## Begin THE INPUT
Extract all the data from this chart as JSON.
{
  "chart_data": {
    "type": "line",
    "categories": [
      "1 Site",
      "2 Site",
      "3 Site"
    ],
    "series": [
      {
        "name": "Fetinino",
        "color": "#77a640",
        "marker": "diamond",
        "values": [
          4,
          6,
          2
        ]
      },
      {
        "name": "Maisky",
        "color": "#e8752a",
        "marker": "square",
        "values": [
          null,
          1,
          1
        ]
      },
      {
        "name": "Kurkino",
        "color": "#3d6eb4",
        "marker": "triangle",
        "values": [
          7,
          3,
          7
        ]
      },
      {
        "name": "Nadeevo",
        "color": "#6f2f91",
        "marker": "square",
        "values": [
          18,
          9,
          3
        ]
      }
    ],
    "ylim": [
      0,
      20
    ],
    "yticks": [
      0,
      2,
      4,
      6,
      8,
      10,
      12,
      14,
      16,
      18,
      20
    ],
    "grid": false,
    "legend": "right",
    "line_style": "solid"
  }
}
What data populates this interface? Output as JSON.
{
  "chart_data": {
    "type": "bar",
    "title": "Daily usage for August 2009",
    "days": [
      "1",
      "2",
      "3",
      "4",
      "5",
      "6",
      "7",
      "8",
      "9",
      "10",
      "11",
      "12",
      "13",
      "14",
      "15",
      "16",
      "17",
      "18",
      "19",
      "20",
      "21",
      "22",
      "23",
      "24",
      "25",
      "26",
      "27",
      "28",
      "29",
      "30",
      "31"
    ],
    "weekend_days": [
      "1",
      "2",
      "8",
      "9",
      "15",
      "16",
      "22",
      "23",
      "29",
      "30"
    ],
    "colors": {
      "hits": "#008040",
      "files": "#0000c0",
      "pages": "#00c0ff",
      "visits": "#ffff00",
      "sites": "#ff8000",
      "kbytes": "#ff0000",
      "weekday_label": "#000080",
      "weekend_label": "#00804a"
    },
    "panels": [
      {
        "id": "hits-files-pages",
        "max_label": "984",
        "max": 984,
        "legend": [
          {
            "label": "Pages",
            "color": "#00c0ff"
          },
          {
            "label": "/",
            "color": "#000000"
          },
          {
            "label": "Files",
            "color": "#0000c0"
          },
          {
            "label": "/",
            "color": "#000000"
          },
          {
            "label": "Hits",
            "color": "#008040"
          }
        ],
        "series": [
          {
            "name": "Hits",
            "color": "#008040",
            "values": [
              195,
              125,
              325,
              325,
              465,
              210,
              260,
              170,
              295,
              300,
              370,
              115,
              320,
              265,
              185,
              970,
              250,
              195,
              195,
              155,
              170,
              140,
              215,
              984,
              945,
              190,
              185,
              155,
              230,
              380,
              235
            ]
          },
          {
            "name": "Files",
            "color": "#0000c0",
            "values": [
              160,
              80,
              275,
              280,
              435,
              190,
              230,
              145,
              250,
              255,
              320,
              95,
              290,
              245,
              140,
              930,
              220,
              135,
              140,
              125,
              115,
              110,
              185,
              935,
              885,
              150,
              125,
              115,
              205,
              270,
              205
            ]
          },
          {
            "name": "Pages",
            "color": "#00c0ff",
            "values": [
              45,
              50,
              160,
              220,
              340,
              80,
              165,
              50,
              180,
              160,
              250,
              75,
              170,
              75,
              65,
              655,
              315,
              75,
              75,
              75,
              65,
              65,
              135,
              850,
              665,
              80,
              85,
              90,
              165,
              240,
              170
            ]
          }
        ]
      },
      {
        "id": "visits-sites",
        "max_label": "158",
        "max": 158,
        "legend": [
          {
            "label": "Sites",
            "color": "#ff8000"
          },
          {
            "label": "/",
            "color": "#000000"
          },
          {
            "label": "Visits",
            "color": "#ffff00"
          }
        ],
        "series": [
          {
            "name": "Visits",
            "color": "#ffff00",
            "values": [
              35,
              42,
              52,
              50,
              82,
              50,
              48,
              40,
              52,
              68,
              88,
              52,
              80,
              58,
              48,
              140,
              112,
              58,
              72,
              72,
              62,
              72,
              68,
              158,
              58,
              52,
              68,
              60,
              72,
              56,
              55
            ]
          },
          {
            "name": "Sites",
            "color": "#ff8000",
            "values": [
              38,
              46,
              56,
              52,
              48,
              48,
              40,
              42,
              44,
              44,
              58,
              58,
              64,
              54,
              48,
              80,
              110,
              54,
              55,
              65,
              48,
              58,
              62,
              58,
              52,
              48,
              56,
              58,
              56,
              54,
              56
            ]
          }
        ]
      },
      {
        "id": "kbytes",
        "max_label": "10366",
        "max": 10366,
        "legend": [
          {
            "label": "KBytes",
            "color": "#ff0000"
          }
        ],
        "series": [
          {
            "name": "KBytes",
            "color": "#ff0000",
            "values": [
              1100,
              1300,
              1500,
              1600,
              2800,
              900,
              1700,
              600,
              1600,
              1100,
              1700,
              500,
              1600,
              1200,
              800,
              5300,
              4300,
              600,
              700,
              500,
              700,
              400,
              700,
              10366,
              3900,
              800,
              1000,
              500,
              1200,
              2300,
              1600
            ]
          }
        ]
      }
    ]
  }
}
## End THE INPUT
# [WHAT YOU SHOULD DO]
Reproduce every record above exactly as it appears.

# [SOLUTION TO THIS PROBLEM]
Extract all the data from this chart as JSON.
{
  "chart_data": {
    "type": "line",
    "categories": [
      "1 Site",
      "2 Site",
      "3 Site"
    ],
    "series": [
      {
        "name": "Fetinino",
        "color": "#77a640",
        "marker": "diamond",
        "values": [
          4,
          6,
          2
        ]
      },
      {
        "name": "Maisky",
        "color": "#e8752a",
        "marker": "square",
        "values": [
          null,
          1,
          1
        ]
      },
      {
        "name": "Kurkino",
        "color": "#3d6eb4",
        "marker": "triangle",
        "values": [
          7,
          3,
          7
        ]
      },
      {
        "name": "Nadeevo",
        "color": "#6f2f91",
        "marker": "square",
        "values": [
          18,
          9,
          3
        ]
      }
    ],
    "ylim": [
      0,
      20
    ],
    "yticks": [
      0,
      2,
      4,
      6,
      8,
      10,
      12,
      14,
      16,
      18,
      20
    ],
    "grid": false,
    "legend": "right",
    "line_style": "solid"
  }
}
What data populates this interface? Output as JSON.
{
  "chart_data": {
    "type": "bar",
    "title": "Daily usage for August 2009",
    "days": [
      "1",
      "2",
      "3",
      "4",
      "5",
      "6",
      "7",
      "8",
      "9",
      "10",
      "11",
      "12",
      "13",
      "14",
      "15",
      "16",
      "17",
      "18",
      "19",
      "20",
      "21",
      "22",
      "23",
      "24",
      "25",
      "26",
      "27",
      "28",
      "29",
      "30",
      "31"
    ],
    "weekend_days": [
      "1",
      "2",
      "8",
      "9",
      "15",
      "16",
      "22",
      "23",
      "29",
      "30"
    ],
    "colors": {
      "hits": "#008040",
      "files": "#0000c0",
      "pages": "#00c0ff",
      "visits": "#ffff00",
      "sites": "#ff8000",
      "kbytes": "#ff0000",
      "weekday_label": "#000080",
      "weekend_label": "#00804a"
    },
    "panels": [
      {
        "id": "hits-files-pages",
        "max_label": "984",
        "max": 984,
        "legend": [
          {
            "label": "Pages",
            "color": "#00c0ff"
          },
          {
            "label": "/",
            "color": "#000000"
          },
          {
            "label": "Files",
            "color": "#0000c0"
          },
          {
            "label": "/",
            "color": "#000000"
          },
          {
            "label": "Hits",
            "color": "#008040"
          }
        ],
        "series": [
          {
            "name": "Hits",
            "color": "#008040",
            "values": [
              195,
              125,
              325,
              325,
              465,
              210,
              260,
              170,
              295,
              300,
              370,
              115,
              320,
              265,
              185,
              970,
              250,
              195,
              195,
              155,
              170,
              140,
              215,
              984,
              945,
              190,
              185,
              155,
              230,
              380,
              235
            ]
          },
          {
            "name": "Files",
            "color": "#0000c0",
            "values": [
              160,
              80,
              275,
              280,
              435,
              190,
              230,
              145,
              250,
              255,
              320,
              95,
              290,
              245,
              140,
              930,
              220,
              135,
              140,
              125,
              115,
              110,
              185,
              935,
              885,
              150,
              125,
              115,
              205,
              270,
              205
            ]
          },
          {
            "name": "Pages",
            "color": "#00c0ff",
            "values": [
              45,
              50,
              160,
              220,
              340,
              80,
              165,
              50,
              180,
              160,
              250,
              75,
              170,
              75,
              65,
              655,
              315,
              75,
              75,
              75,
              65,
              65,
              135,
              850,
              665,
              80,
              85,
              90,
              165,
              240,
              170
            ]
          }
        ]
      },
      {
        "id": "visits-sites",
        "max_label": "158",
        "max": 158,
        "legend": [
          {
            "label": "Sites",
            "color": "#ff8000"
          },
          {
            "label": "/",
            "color": "#000000"
          },
          {
            "label": "Visits",
            "color": "#ffff00"
          }
        ],
        "series": [
          {
            "name": "Visits",
            "color": "#ffff00",
            "values": [
              35,
              42,
              52,
              50,
              82,
              50,
              48,
              40,
              52,
              68,
              88,
              52,
              80,
              58,
              48,
              140,
              112,
              58,
              72,
              72,
              62,
              72,
              68,
              158,
              58,
              52,
              68,
              60,
              72,
              56,
              55
            ]
          },
          {
            "name": "Sites",
            "color": "#ff8000",
            "values": [
              38,
              46,
              56,
              52,
              48,
              48,
              40,
              42,
              44,
              44,
              58,
              58,
              64,
              54,
              48,
              80,
              110,
              54,
              55,
              65,
              48,
              58,
              62,
              58,
              52,
              48,
              56,
              58,
              56,
              54,
              56
            ]
          }
        ]
      },
      {
        "id": "kbytes",
        "max_label": "10366",
        "max": 10366,
        "legend": [
          {
            "label": "KBytes",
            "color": "#ff0000"
          }
        ],
        "series": [
          {
            "name": "KBytes",
            "color": "#ff0000",
            "values": [
              1100,
              1300,
              1500,
              1600,
              2800,
              900,
              1700,
              600,
              1600,
              1100,
              1700,
              500,
              1600,
              1200,
              800,
              5300,
              4300,
              600,
              700,
              500,
              700,
              400,
              700,
              10366,
              3900,
              800,
              1000,
              500,
              1200,
              2300,
              1600
            ]
          }
        ]
      }
    ]
  }
}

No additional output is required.